What to work on -
Check each line of the listing below for the string "desc", and give only how many lines hold it.

Data -
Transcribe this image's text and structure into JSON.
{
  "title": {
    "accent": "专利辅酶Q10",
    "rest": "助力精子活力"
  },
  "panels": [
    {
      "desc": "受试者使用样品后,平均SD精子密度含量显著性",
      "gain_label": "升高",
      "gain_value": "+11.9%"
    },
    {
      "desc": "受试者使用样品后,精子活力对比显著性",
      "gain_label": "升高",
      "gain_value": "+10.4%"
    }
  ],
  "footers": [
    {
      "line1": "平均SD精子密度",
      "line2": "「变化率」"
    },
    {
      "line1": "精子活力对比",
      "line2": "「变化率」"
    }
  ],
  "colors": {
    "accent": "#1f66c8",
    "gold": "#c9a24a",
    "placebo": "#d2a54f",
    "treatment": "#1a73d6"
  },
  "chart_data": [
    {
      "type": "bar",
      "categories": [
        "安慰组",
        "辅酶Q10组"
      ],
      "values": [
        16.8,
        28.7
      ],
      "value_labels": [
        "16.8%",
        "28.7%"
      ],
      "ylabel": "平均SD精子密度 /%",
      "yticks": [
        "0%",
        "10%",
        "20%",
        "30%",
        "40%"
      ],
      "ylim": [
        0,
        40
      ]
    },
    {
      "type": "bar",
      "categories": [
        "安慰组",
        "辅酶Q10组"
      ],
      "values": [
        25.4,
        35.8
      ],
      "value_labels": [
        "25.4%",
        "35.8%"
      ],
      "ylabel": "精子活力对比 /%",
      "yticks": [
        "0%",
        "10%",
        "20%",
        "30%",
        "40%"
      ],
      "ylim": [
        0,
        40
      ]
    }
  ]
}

Task output -
2